WHAT NEEDS TO BE DONE: Could you copy every line of the listing below word for word, leaving the pictures out?

--- Begin SUPPLIED DATA ---

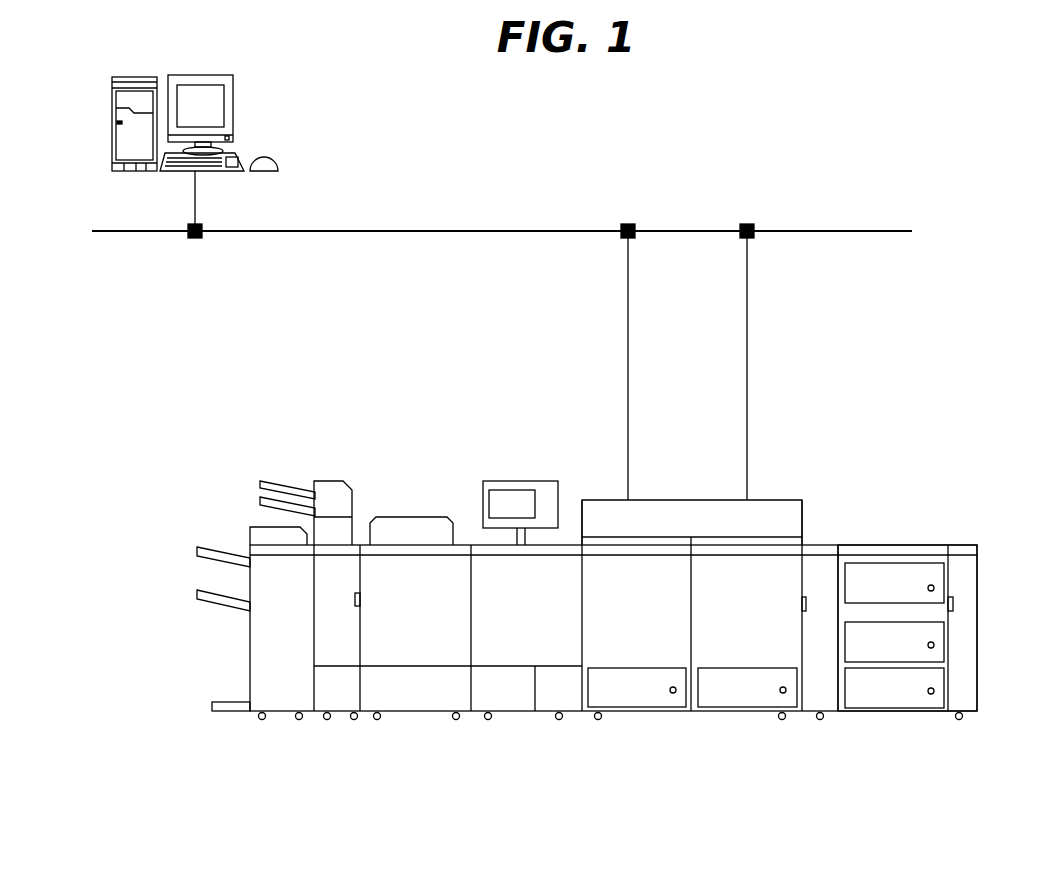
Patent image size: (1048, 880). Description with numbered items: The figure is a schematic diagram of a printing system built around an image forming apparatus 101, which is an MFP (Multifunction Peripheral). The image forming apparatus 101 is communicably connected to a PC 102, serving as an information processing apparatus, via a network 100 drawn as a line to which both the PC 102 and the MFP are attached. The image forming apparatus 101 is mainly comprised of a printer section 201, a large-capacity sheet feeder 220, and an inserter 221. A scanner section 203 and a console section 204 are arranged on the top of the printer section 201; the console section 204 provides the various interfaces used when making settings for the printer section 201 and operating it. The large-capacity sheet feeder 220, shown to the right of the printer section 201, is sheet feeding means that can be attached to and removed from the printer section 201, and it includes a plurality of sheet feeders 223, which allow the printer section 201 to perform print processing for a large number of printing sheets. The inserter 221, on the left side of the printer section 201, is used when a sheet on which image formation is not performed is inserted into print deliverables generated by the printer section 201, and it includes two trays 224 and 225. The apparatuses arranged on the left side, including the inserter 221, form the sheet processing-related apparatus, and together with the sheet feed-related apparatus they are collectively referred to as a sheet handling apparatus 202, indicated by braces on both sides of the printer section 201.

The network 100 is at (843, 231).
The image forming apparatus 101 is at (609, 655).
The PC 102 is at (236, 104).
The printer section 201 is at (372, 775).
The sheet handling apparatus 202 is at (980, 832).
The scanner section 203 is at (415, 517).
The console section 204 is at (530, 481).
The large-capacity sheet feeder 220 is at (908, 545).
The inserter 221 is at (340, 720).
The sheet feeders 223 is at (645, 708).
The tray 224 is at (259, 482).
The tray 225 is at (259, 500).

--- End SUPPLIED DATA ---

PROBLEM SOLUTION:
Patent image size: (1048, 880). Description with numbered items: The figure is a schematic diagram of a printing system built around an image forming apparatus 101, which is an MFP (Multifunction Peripheral). The image forming apparatus 101 is communicably connected to a PC 102, serving as an information processing apparatus, via a network 100 drawn as a line to which both the PC 102 and the MFP are attached. The image forming apparatus 101 is mainly comprised of a printer section 201, a large-capacity sheet feeder 220, and an inserter 221. A scanner section 203 and a console section 204 are arranged on the top of the printer section 201; the console section 204 provides the various interfaces used when making settings for the printer section 201 and operating it. The large-capacity sheet feeder 220, shown to the right of the printer section 201, is sheet feeding means that can be attached to and removed from the printer section 201, and it includes a plurality of sheet feeders 223, which allow the printer section 201 to perform print processing for a large number of printing sheets. The inserter 221, on the left side of the printer section 201, is used when a sheet on which image formation is not performed is inserted into print deliverables generated by the printer section 201, and it includes two trays 224 and 225. The apparatuses arranged on the left side, including the inserter 221, form the sheet processing-related apparatus, and together with the sheet feed-related apparatus they are collectively referred to as a sheet handling apparatus 202, indicated by braces on both sides of the printer section 201.

The network 100 is at (843, 231).
The image forming apparatus 101 is at (609, 655).
The PC 102 is at (236, 104).
The printer section 201 is at (372, 775).
The sheet handling apparatus 202 is at (980, 832).
The scanner section 203 is at (415, 517).
The console section 204 is at (530, 481).
The large-capacity sheet feeder 220 is at (908, 545).
The inserter 221 is at (340, 720).
The sheet feeders 223 is at (645, 708).
The tray 224 is at (259, 482).
The tray 225 is at (259, 500).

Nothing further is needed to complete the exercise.